Figure dataset records:
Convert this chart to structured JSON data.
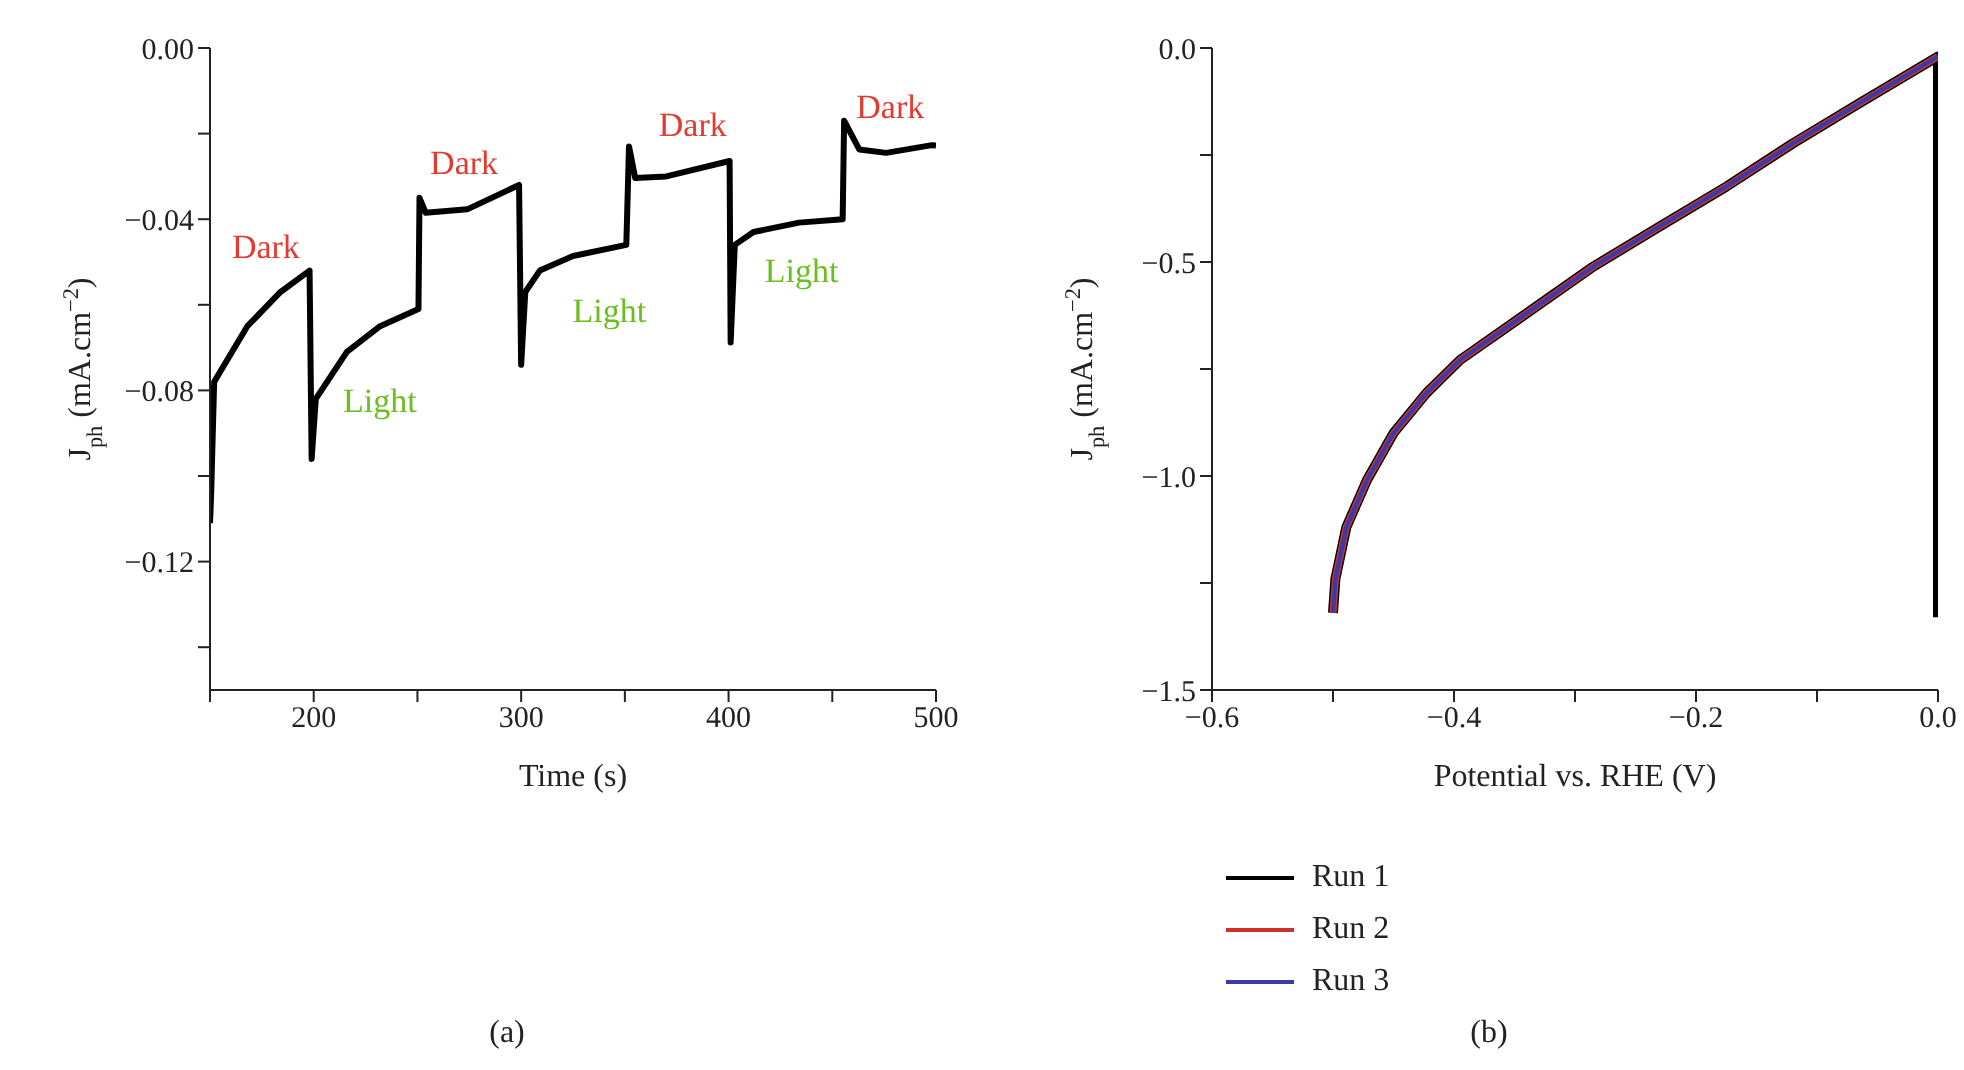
{
  "chart_data": [
    {
      "type": "line",
      "xlabel": "Time (s)",
      "ylabel": "J$_{ph}$ (mA.cm$^{−2}$)",
      "xlim": [
        150,
        500
      ],
      "ylim": [
        -0.15,
        0
      ],
      "xticks": [
        {
          "value": 150,
          "label": null
        },
        200,
        {
          "value": 250,
          "label": null
        },
        300,
        {
          "value": 350,
          "label": null
        },
        400,
        {
          "value": 450,
          "label": null
        },
        500
      ],
      "yticks": [
        {
          "value": 0,
          "label": "0.00"
        },
        {
          "value": -0.02,
          "label": null
        },
        {
          "value": -0.04,
          "label": "−0.04"
        },
        {
          "value": -0.06,
          "label": null
        },
        {
          "value": -0.08,
          "label": "−0.08"
        },
        {
          "value": -0.1,
          "label": null
        },
        {
          "value": -0.12,
          "label": "−0.12"
        },
        {
          "value": -0.14,
          "label": null
        }
      ],
      "series": [
        {
          "color": "#000000",
          "x": [
            150,
            150.5,
            152,
            168,
            184,
            198,
            199,
            201,
            216,
            232,
            250.5,
            251,
            254,
            274,
            299,
            300,
            302,
            309,
            325,
            350.7,
            352,
            355,
            370,
            400.5,
            401,
            403,
            412,
            434,
            455,
            455.7,
            463,
            476,
            498,
            500
          ],
          "values": [
            -0.111,
            -0.105,
            -0.078,
            -0.065,
            -0.057,
            -0.052,
            -0.096,
            -0.082,
            -0.071,
            -0.065,
            -0.061,
            -0.035,
            -0.0385,
            -0.0377,
            -0.032,
            -0.074,
            -0.057,
            -0.052,
            -0.0486,
            -0.046,
            -0.023,
            -0.0304,
            -0.03,
            -0.0264,
            -0.0688,
            -0.046,
            -0.043,
            -0.0408,
            -0.04,
            -0.017,
            -0.0237,
            -0.0245,
            -0.0227,
            -0.0228
          ]
        }
      ],
      "annotations": [
        "Dark",
        "Light",
        "Dark",
        "Light",
        "Dark",
        "Light",
        "Dark",
        "(a)"
      ]
    },
    {
      "type": "line",
      "xlabel": "Potential vs. RHE (V)",
      "ylabel": "J$_{ph}$ (mA.cm$^{−2}$)",
      "xlim": [
        -0.6,
        0
      ],
      "ylim": [
        -1.5,
        0
      ],
      "xticks": [
        {
          "value": -0.6,
          "label": "−0.6"
        },
        {
          "value": -0.5,
          "label": null
        },
        {
          "value": -0.4,
          "label": "−0.4"
        },
        {
          "value": -0.3,
          "label": null
        },
        {
          "value": -0.2,
          "label": "−0.2"
        },
        {
          "value": -0.1,
          "label": null
        },
        {
          "value": 0,
          "label": "0.0"
        }
      ],
      "yticks": [
        {
          "value": 0,
          "label": "0.0"
        },
        {
          "value": -0.25,
          "label": null
        },
        {
          "value": -0.5,
          "label": "−0.5"
        },
        {
          "value": -0.75,
          "label": null
        },
        {
          "value": -1,
          "label": "−1.0"
        },
        {
          "value": -1.25,
          "label": null
        },
        {
          "value": -1.5,
          "label": "−1.5"
        }
      ],
      "legend": "bottom",
      "series": [
        {
          "name": "Run 1",
          "color": "#000000",
          "x": [
            -0.5,
            -0.498,
            -0.489,
            -0.472,
            -0.45,
            -0.423,
            -0.395,
            -0.34,
            -0.285,
            -0.23,
            -0.175,
            -0.12,
            -0.065,
            0,
            0
          ],
          "values": [
            -1.32,
            -1.24,
            -1.12,
            -1.01,
            -0.9,
            -0.807,
            -0.729,
            -0.62,
            -0.511,
            -0.417,
            -0.324,
            -0.223,
            -0.129,
            -0.02,
            -1.33
          ]
        },
        {
          "name": "Run 2",
          "color": "#d0302a",
          "x": [
            -0.5,
            -0.498,
            -0.489,
            -0.472,
            -0.45,
            -0.423,
            -0.395,
            -0.34,
            -0.285,
            -0.23,
            -0.175,
            -0.12,
            -0.065,
            0
          ],
          "values": [
            -1.32,
            -1.24,
            -1.12,
            -1.01,
            -0.9,
            -0.807,
            -0.729,
            -0.62,
            -0.511,
            -0.417,
            -0.324,
            -0.223,
            -0.129,
            -0.02
          ]
        },
        {
          "name": "Run 3",
          "color": "#3a3aa8",
          "x": [
            -0.5,
            -0.498,
            -0.489,
            -0.472,
            -0.45,
            -0.423,
            -0.395,
            -0.34,
            -0.285,
            -0.23,
            -0.175,
            -0.12,
            -0.065,
            0
          ],
          "values": [
            -1.32,
            -1.24,
            -1.12,
            -1.01,
            -0.9,
            -0.807,
            -0.729,
            -0.62,
            -0.511,
            -0.417,
            -0.324,
            -0.223,
            -0.129,
            -0.02
          ]
        }
      ],
      "annotations": [
        "(b)"
      ]
    }
  ]
}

--- Stated exercise ---
Will you restate every entry word for word and omit the images?

--- Problem solution ---
Convert this chart to structured JSON data.
{
  "chart_data": [
    {
      "type": "line",
      "xlabel": "Time (s)",
      "ylabel": "J$_{ph}$ (mA.cm$^{−2}$)",
      "xlim": [
        150,
        500
      ],
      "ylim": [
        -0.15,
        0
      ],
      "xticks": [
        {
          "value": 150,
          "label": null
        },
        200,
        {
          "value": 250,
          "label": null
        },
        300,
        {
          "value": 350,
          "label": null
        },
        400,
        {
          "value": 450,
          "label": null
        },
        500
      ],
      "yticks": [
        {
          "value": 0,
          "label": "0.00"
        },
        {
          "value": -0.02,
          "label": null
        },
        {
          "value": -0.04,
          "label": "−0.04"
        },
        {
          "value": -0.06,
          "label": null
        },
        {
          "value": -0.08,
          "label": "−0.08"
        },
        {
          "value": -0.1,
          "label": null
        },
        {
          "value": -0.12,
          "label": "−0.12"
        },
        {
          "value": -0.14,
          "label": null
        }
      ],
      "series": [
        {
          "color": "#000000",
          "x": [
            150,
            150.5,
            152,
            168,
            184,
            198,
            199,
            201,
            216,
            232,
            250.5,
            251,
            254,
            274,
            299,
            300,
            302,
            309,
            325,
            350.7,
            352,
            355,
            370,
            400.5,
            401,
            403,
            412,
            434,
            455,
            455.7,
            463,
            476,
            498,
            500
          ],
          "values": [
            -0.111,
            -0.105,
            -0.078,
            -0.065,
            -0.057,
            -0.052,
            -0.096,
            -0.082,
            -0.071,
            -0.065,
            -0.061,
            -0.035,
            -0.0385,
            -0.0377,
            -0.032,
            -0.074,
            -0.057,
            -0.052,
            -0.0486,
            -0.046,
            -0.023,
            -0.0304,
            -0.03,
            -0.0264,
            -0.0688,
            -0.046,
            -0.043,
            -0.0408,
            -0.04,
            -0.017,
            -0.0237,
            -0.0245,
            -0.0227,
            -0.0228
          ]
        }
      ],
      "annotations": [
        "Dark",
        "Light",
        "Dark",
        "Light",
        "Dark",
        "Light",
        "Dark",
        "(a)"
      ]
    },
    {
      "type": "line",
      "xlabel": "Potential vs. RHE (V)",
      "ylabel": "J$_{ph}$ (mA.cm$^{−2}$)",
      "xlim": [
        -0.6,
        0
      ],
      "ylim": [
        -1.5,
        0
      ],
      "xticks": [
        {
          "value": -0.6,
          "label": "−0.6"
        },
        {
          "value": -0.5,
          "label": null
        },
        {
          "value": -0.4,
          "label": "−0.4"
        },
        {
          "value": -0.3,
          "label": null
        },
        {
          "value": -0.2,
          "label": "−0.2"
        },
        {
          "value": -0.1,
          "label": null
        },
        {
          "value": 0,
          "label": "0.0"
        }
      ],
      "yticks": [
        {
          "value": 0,
          "label": "0.0"
        },
        {
          "value": -0.25,
          "label": null
        },
        {
          "value": -0.5,
          "label": "−0.5"
        },
        {
          "value": -0.75,
          "label": null
        },
        {
          "value": -1,
          "label": "−1.0"
        },
        {
          "value": -1.25,
          "label": null
        },
        {
          "value": -1.5,
          "label": "−1.5"
        }
      ],
      "legend": "bottom",
      "series": [
        {
          "name": "Run 1",
          "color": "#000000",
          "x": [
            -0.5,
            -0.498,
            -0.489,
            -0.472,
            -0.45,
            -0.423,
            -0.395,
            -0.34,
            -0.285,
            -0.23,
            -0.175,
            -0.12,
            -0.065,
            0,
            0
          ],
          "values": [
            -1.32,
            -1.24,
            -1.12,
            -1.01,
            -0.9,
            -0.807,
            -0.729,
            -0.62,
            -0.511,
            -0.417,
            -0.324,
            -0.223,
            -0.129,
            -0.02,
            -1.33
          ]
        },
        {
          "name": "Run 2",
          "color": "#d0302a",
          "x": [
            -0.5,
            -0.498,
            -0.489,
            -0.472,
            -0.45,
            -0.423,
            -0.395,
            -0.34,
            -0.285,
            -0.23,
            -0.175,
            -0.12,
            -0.065,
            0
          ],
          "values": [
            -1.32,
            -1.24,
            -1.12,
            -1.01,
            -0.9,
            -0.807,
            -0.729,
            -0.62,
            -0.511,
            -0.417,
            -0.324,
            -0.223,
            -0.129,
            -0.02
          ]
        },
        {
          "name": "Run 3",
          "color": "#3a3aa8",
          "x": [
            -0.5,
            -0.498,
            -0.489,
            -0.472,
            -0.45,
            -0.423,
            -0.395,
            -0.34,
            -0.285,
            -0.23,
            -0.175,
            -0.12,
            -0.065,
            0
          ],
          "values": [
            -1.32,
            -1.24,
            -1.12,
            -1.01,
            -0.9,
            -0.807,
            -0.729,
            -0.62,
            -0.511,
            -0.417,
            -0.324,
            -0.223,
            -0.129,
            -0.02
          ]
        }
      ],
      "annotations": [
        "(b)"
      ]
    }
  ]
}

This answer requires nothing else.